__Work to do__
Will you write out the data exactly, excluding every picture?

(Records from a data source)
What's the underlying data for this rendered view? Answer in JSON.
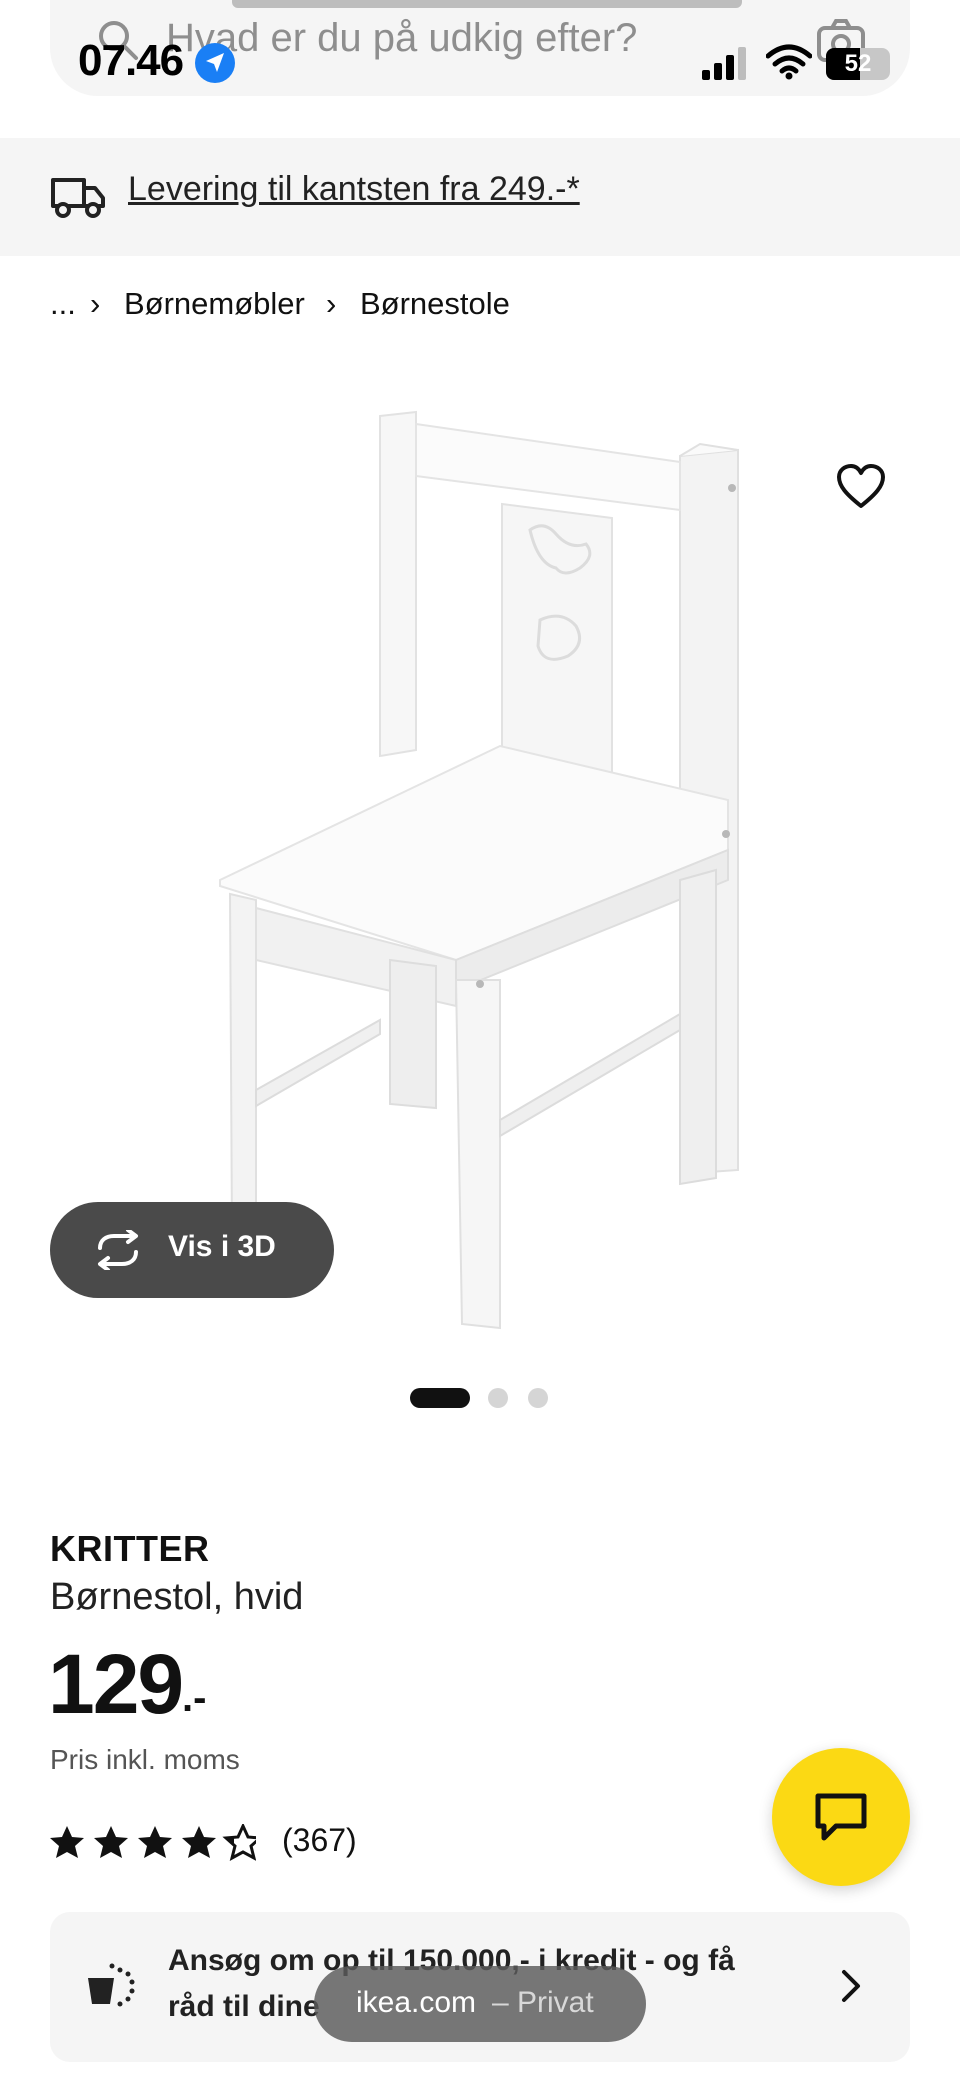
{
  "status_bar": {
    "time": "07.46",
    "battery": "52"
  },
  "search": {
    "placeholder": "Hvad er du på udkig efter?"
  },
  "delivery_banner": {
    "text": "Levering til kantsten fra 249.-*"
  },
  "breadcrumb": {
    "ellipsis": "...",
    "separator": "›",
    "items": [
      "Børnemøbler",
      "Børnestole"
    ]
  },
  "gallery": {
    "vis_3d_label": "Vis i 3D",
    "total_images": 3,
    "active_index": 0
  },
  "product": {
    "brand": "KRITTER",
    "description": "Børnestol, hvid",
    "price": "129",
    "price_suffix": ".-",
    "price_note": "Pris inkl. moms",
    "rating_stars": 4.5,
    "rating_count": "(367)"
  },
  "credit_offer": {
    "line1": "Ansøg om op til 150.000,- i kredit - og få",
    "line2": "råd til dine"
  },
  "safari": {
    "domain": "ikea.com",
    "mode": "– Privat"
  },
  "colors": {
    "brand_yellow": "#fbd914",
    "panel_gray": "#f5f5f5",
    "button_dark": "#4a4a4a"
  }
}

__Written response__
What's the underlying data for this rendered view? Answer in JSON.
{
  "status_bar": {
    "time": "07.46",
    "battery": "52"
  },
  "search": {
    "placeholder": "Hvad er du på udkig efter?"
  },
  "delivery_banner": {
    "text": "Levering til kantsten fra 249.-*"
  },
  "breadcrumb": {
    "ellipsis": "...",
    "separator": "›",
    "items": [
      "Børnemøbler",
      "Børnestole"
    ]
  },
  "gallery": {
    "vis_3d_label": "Vis i 3D",
    "total_images": 3,
    "active_index": 0
  },
  "product": {
    "brand": "KRITTER",
    "description": "Børnestol, hvid",
    "price": "129",
    "price_suffix": ".-",
    "price_note": "Pris inkl. moms",
    "rating_stars": 4.5,
    "rating_count": "(367)"
  },
  "credit_offer": {
    "line1": "Ansøg om op til 150.000,- i kredit - og få",
    "line2": "råd til dine"
  },
  "safari": {
    "domain": "ikea.com",
    "mode": "– Privat"
  },
  "colors": {
    "brand_yellow": "#fbd914",
    "panel_gray": "#f5f5f5",
    "button_dark": "#4a4a4a"
  }
}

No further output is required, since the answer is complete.